LISTING >>
◇ ◇ ◇ ◇ ◇

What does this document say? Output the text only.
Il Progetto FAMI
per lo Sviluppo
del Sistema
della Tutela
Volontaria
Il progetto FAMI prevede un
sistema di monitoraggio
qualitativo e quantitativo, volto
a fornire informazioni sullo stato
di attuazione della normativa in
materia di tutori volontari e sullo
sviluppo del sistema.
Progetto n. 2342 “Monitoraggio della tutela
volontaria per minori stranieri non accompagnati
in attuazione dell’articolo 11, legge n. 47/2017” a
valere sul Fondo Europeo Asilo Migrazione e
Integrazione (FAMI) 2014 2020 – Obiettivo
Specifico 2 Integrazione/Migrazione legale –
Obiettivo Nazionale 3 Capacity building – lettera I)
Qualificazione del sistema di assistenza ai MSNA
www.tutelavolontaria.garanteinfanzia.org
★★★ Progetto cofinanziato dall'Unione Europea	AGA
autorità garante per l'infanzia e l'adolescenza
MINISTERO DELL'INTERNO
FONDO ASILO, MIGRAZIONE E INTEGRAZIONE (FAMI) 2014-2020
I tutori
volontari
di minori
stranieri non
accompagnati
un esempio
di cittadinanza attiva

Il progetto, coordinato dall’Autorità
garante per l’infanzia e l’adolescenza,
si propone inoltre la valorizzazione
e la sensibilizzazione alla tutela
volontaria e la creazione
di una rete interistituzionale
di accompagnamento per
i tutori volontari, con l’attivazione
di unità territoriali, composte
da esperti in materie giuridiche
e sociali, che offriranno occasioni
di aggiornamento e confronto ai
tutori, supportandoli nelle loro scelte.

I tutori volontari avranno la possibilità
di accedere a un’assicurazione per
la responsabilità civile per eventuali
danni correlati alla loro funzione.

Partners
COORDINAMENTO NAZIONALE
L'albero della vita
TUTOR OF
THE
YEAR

◇ ◇ ◇ ◇ ◇

BRIEF >>
Please copy out each record, character for character.

ANSWER FOR THE TASK >>
What does this document say? Output the text only.
Il Progetto FAMI
per lo Sviluppo
del Sistema
della Tutela
Volontaria
Il progetto FAMI prevede un
sistema di monitoraggio
qualitativo e quantitativo, volto
a fornire informazioni sullo stato
di attuazione della normativa in
materia di tutori volontari e sullo
sviluppo del sistema.
Progetto n. 2342 “Monitoraggio della tutela
volontaria per minori stranieri non accompagnati
in attuazione dell’articolo 11, legge n. 47/2017” a
valere sul Fondo Europeo Asilo Migrazione e
Integrazione (FAMI) 2014 2020 – Obiettivo
Specifico 2 Integrazione/Migrazione legale –
Obiettivo Nazionale 3 Capacity building – lettera I)
Qualificazione del sistema di assistenza ai MSNA
www.tutelavolontaria.garanteinfanzia.org
★★★ Progetto cofinanziato dall'Unione Europea	AGA
autorità garante per l'infanzia e l'adolescenza
MINISTERO DELL'INTERNO
FONDO ASILO, MIGRAZIONE E INTEGRAZIONE (FAMI) 2014-2020
I tutori
volontari
di minori
stranieri non
accompagnati
un esempio
di cittadinanza attiva

Il progetto, coordinato dall’Autorità
garante per l’infanzia e l’adolescenza,
si propone inoltre la valorizzazione
e la sensibilizzazione alla tutela
volontaria e la creazione
di una rete interistituzionale
di accompagnamento per
i tutori volontari, con l’attivazione
di unità territoriali, composte
da esperti in materie giuridiche
e sociali, che offriranno occasioni
di aggiornamento e confronto ai
tutori, supportandoli nelle loro scelte.

I tutori volontari avranno la possibilità
di accedere a un’assicurazione per
la responsabilità civile per eventuali
danni correlati alla loro funzione.

Partners
COORDINAMENTO NAZIONALE
L'albero della vita
TUTOR OF
THE
YEAR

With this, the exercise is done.